(begin)

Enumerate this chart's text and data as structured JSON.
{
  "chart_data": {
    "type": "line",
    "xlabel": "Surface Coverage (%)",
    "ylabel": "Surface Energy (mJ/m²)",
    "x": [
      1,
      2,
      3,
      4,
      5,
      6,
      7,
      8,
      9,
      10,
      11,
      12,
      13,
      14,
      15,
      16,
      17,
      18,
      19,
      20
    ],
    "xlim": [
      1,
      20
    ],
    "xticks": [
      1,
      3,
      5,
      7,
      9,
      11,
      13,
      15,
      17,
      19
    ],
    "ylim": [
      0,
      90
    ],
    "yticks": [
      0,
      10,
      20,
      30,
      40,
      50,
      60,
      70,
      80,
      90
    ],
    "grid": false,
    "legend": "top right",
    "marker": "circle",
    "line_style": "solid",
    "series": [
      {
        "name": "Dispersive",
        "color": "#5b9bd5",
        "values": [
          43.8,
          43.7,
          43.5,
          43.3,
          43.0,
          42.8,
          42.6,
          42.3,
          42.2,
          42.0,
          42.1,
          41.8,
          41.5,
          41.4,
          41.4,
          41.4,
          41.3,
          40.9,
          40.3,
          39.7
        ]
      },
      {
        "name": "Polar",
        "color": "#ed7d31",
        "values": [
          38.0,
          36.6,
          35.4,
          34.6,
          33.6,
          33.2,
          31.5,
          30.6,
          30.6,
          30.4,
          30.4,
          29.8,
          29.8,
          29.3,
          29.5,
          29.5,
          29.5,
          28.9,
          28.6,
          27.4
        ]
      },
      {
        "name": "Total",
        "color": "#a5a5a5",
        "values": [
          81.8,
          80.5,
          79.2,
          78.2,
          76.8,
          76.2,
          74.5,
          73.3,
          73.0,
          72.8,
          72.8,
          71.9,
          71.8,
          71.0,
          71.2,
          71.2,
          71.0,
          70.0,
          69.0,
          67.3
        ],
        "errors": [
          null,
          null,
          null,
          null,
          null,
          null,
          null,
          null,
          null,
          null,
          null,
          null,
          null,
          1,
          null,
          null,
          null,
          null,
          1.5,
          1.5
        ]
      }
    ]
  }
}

(end)

** EXERCISE OBJECTIVE **
Search the data for the string "Surface". List each line that has it.

** SOLUTION FOR THIS EXERCISE **
    "xlabel": "Surface Coverage (%)",
    "ylabel": "Surface Energy (mJ/m²)",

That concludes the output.